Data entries
━━━━━━━━━━
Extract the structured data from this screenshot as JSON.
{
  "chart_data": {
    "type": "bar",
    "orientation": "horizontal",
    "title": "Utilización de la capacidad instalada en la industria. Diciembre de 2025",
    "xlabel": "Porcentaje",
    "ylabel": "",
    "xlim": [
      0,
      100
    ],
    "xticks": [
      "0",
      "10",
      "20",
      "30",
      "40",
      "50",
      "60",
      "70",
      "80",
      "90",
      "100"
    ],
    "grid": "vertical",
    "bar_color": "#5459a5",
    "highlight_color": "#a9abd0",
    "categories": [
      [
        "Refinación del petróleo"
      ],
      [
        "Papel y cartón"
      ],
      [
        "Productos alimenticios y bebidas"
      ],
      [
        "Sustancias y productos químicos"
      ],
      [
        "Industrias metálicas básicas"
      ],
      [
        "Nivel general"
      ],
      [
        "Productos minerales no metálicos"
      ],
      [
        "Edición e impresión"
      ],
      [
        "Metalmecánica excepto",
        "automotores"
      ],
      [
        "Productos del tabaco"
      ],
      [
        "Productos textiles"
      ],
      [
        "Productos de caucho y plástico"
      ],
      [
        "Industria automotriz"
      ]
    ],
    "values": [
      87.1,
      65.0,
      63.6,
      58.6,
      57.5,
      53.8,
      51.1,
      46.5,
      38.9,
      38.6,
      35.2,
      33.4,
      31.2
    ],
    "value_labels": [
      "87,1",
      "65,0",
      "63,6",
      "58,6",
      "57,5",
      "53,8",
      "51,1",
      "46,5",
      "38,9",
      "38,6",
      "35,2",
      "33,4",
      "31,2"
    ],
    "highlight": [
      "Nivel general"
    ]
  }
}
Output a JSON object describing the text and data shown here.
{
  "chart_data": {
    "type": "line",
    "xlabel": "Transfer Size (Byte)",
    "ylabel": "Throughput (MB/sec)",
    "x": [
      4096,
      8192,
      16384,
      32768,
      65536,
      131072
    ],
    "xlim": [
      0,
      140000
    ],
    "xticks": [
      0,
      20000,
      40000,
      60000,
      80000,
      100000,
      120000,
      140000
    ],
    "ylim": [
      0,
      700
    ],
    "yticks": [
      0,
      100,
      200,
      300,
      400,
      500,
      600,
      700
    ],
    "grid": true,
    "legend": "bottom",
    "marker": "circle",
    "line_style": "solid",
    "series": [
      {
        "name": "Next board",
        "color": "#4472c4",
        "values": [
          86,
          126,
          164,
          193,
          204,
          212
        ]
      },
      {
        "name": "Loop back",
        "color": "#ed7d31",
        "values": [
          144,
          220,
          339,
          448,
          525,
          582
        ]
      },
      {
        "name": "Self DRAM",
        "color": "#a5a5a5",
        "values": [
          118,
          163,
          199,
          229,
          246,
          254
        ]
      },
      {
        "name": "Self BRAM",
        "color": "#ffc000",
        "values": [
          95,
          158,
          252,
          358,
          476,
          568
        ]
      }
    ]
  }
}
━━━━━━━━━━
What is expected => Print the whole listing again, exactly.

In response =>
Extract the structured data from this screenshot as JSON.
{
  "chart_data": {
    "type": "bar",
    "orientation": "horizontal",
    "title": "Utilización de la capacidad instalada en la industria. Diciembre de 2025",
    "xlabel": "Porcentaje",
    "ylabel": "",
    "xlim": [
      0,
      100
    ],
    "xticks": [
      "0",
      "10",
      "20",
      "30",
      "40",
      "50",
      "60",
      "70",
      "80",
      "90",
      "100"
    ],
    "grid": "vertical",
    "bar_color": "#5459a5",
    "highlight_color": "#a9abd0",
    "categories": [
      [
        "Refinación del petróleo"
      ],
      [
        "Papel y cartón"
      ],
      [
        "Productos alimenticios y bebidas"
      ],
      [
        "Sustancias y productos químicos"
      ],
      [
        "Industrias metálicas básicas"
      ],
      [
        "Nivel general"
      ],
      [
        "Productos minerales no metálicos"
      ],
      [
        "Edición e impresión"
      ],
      [
        "Metalmecánica excepto",
        "automotores"
      ],
      [
        "Productos del tabaco"
      ],
      [
        "Productos textiles"
      ],
      [
        "Productos de caucho y plástico"
      ],
      [
        "Industria automotriz"
      ]
    ],
    "values": [
      87.1,
      65.0,
      63.6,
      58.6,
      57.5,
      53.8,
      51.1,
      46.5,
      38.9,
      38.6,
      35.2,
      33.4,
      31.2
    ],
    "value_labels": [
      "87,1",
      "65,0",
      "63,6",
      "58,6",
      "57,5",
      "53,8",
      "51,1",
      "46,5",
      "38,9",
      "38,6",
      "35,2",
      "33,4",
      "31,2"
    ],
    "highlight": [
      "Nivel general"
    ]
  }
}
Output a JSON object describing the text and data shown here.
{
  "chart_data": {
    "type": "line",
    "xlabel": "Transfer Size (Byte)",
    "ylabel": "Throughput (MB/sec)",
    "x": [
      4096,
      8192,
      16384,
      32768,
      65536,
      131072
    ],
    "xlim": [
      0,
      140000
    ],
    "xticks": [
      0,
      20000,
      40000,
      60000,
      80000,
      100000,
      120000,
      140000
    ],
    "ylim": [
      0,
      700
    ],
    "yticks": [
      0,
      100,
      200,
      300,
      400,
      500,
      600,
      700
    ],
    "grid": true,
    "legend": "bottom",
    "marker": "circle",
    "line_style": "solid",
    "series": [
      {
        "name": "Next board",
        "color": "#4472c4",
        "values": [
          86,
          126,
          164,
          193,
          204,
          212
        ]
      },
      {
        "name": "Loop back",
        "color": "#ed7d31",
        "values": [
          144,
          220,
          339,
          448,
          525,
          582
        ]
      },
      {
        "name": "Self DRAM",
        "color": "#a5a5a5",
        "values": [
          118,
          163,
          199,
          229,
          246,
          254
        ]
      },
      {
        "name": "Self BRAM",
        "color": "#ffc000",
        "values": [
          95,
          158,
          252,
          358,
          476,
          568
        ]
      }
    ]
  }
}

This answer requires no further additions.